▶ _The data_

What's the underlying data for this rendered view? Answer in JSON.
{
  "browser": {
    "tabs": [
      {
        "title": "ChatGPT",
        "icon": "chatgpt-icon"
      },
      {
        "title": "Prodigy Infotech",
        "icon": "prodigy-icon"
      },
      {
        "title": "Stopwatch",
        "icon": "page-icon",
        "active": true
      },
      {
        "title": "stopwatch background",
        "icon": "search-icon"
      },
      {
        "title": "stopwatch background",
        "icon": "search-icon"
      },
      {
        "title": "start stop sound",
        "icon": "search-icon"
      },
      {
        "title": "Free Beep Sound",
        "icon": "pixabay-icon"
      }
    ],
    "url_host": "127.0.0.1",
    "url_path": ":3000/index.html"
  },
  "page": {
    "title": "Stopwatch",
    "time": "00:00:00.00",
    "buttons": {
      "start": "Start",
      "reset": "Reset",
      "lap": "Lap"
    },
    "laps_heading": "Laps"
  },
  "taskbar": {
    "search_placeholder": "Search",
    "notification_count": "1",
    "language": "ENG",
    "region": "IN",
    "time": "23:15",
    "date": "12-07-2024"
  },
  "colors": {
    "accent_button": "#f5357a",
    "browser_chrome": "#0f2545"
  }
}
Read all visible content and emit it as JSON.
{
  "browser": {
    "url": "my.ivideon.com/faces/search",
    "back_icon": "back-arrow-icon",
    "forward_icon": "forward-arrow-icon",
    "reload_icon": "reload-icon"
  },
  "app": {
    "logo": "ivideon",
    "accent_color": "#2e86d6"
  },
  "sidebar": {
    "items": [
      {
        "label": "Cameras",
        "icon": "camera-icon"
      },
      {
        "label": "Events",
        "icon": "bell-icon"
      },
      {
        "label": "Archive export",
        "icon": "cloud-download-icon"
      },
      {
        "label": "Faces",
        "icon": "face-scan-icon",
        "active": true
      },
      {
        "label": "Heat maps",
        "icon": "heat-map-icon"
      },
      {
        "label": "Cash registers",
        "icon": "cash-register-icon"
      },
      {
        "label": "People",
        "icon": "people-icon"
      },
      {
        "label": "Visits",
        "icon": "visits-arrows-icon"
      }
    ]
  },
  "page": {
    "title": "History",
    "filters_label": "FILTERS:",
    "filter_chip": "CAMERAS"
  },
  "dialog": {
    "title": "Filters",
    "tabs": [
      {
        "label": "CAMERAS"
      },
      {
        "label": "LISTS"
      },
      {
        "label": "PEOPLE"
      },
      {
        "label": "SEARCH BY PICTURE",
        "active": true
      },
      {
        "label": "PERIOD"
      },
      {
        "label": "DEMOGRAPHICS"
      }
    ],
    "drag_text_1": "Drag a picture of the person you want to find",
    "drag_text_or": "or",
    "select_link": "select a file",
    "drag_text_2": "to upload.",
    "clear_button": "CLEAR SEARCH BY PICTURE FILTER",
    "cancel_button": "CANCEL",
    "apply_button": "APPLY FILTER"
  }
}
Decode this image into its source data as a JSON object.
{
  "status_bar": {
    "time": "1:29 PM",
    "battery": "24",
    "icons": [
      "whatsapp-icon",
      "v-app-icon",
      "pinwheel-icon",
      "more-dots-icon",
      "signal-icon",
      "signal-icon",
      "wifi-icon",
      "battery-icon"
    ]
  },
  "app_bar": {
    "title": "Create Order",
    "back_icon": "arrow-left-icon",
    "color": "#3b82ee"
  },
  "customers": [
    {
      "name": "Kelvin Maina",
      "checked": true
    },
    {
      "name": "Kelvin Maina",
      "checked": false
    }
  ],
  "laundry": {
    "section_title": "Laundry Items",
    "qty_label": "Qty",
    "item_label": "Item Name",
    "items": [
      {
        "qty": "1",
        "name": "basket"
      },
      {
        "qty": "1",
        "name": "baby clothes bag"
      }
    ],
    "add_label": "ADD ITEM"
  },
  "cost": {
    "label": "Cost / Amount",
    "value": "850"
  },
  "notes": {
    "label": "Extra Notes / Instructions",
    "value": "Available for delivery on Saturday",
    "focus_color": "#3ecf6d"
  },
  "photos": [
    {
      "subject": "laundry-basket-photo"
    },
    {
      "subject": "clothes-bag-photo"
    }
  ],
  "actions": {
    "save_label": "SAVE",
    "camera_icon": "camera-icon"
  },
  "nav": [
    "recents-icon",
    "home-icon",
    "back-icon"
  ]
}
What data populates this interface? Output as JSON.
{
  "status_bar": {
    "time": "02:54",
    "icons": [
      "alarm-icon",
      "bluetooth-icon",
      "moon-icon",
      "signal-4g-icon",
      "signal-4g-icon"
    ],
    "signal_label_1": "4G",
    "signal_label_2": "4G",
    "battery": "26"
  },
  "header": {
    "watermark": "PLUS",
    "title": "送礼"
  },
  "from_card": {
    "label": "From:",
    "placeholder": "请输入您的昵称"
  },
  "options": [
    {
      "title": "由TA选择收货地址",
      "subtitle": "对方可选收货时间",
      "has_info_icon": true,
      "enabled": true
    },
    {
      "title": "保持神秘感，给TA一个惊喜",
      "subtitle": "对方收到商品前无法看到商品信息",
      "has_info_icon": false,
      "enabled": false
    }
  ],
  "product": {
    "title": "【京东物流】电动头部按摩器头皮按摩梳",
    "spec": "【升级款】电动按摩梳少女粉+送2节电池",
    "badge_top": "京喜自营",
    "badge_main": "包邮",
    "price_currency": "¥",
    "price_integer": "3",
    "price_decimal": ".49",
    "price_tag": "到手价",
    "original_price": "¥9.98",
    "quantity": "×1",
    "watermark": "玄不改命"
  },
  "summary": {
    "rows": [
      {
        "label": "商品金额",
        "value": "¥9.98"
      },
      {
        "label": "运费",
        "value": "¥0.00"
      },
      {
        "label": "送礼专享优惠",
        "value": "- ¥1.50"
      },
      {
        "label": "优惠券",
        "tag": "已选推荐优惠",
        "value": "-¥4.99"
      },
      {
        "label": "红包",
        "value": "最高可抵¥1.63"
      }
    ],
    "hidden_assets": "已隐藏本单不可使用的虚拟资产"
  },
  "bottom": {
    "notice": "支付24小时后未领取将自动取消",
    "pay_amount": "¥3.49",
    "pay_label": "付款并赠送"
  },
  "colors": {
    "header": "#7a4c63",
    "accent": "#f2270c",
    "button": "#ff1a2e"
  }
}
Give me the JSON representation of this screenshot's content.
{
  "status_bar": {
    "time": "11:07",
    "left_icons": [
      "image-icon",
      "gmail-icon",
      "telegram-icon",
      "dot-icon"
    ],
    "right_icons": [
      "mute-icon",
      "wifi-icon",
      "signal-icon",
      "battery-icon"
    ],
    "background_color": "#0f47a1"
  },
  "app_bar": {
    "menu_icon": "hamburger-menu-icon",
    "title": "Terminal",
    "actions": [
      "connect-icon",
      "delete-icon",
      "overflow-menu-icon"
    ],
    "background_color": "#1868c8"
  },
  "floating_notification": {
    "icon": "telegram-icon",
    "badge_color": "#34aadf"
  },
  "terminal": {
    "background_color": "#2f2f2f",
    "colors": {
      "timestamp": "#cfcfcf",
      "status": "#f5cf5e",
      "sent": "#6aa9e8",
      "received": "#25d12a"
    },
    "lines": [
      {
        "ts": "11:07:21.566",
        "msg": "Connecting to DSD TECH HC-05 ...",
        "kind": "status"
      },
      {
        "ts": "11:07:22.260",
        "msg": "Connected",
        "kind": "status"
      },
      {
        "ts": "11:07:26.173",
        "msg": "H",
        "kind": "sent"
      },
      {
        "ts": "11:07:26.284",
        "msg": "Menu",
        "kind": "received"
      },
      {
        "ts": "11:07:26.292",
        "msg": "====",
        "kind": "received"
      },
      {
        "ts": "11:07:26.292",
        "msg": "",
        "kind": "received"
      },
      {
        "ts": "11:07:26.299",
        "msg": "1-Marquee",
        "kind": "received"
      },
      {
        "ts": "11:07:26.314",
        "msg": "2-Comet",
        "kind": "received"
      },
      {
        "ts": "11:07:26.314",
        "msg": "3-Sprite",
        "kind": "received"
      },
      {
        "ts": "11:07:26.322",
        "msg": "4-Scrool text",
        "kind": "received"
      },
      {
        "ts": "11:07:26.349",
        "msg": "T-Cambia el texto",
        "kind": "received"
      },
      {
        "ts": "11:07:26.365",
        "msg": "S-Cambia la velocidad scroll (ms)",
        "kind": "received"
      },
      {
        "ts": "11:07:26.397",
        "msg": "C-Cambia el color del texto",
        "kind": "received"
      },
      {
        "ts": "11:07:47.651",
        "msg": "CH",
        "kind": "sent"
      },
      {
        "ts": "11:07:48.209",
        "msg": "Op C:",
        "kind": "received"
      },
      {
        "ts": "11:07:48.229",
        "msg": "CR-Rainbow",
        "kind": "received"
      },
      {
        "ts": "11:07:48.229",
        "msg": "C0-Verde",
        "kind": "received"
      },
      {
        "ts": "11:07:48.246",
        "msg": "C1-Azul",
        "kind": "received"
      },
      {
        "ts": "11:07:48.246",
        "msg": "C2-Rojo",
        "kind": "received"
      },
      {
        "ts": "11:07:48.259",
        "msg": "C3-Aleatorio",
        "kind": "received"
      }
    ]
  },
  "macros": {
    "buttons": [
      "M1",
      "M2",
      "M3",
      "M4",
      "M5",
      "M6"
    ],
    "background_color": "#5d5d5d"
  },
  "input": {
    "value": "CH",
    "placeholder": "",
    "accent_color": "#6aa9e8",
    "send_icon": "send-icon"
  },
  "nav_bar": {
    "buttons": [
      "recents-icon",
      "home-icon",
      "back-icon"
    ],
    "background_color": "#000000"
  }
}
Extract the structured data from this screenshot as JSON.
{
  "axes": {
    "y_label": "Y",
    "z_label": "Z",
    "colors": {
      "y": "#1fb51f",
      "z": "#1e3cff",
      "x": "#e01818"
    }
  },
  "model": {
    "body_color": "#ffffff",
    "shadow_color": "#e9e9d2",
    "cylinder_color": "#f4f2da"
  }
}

▶ _Problem statement_
Output only the lines running from the line with "Extract the structured" through the final line of the data, inclusive.

▶ _Reply_
Extract the structured data from this screenshot as JSON.
{
  "axes": {
    "y_label": "Y",
    "z_label": "Z",
    "colors": {
      "y": "#1fb51f",
      "z": "#1e3cff",
      "x": "#e01818"
    }
  },
  "model": {
    "body_color": "#ffffff",
    "shadow_color": "#e9e9d2",
    "cylinder_color": "#f4f2da"
  }
}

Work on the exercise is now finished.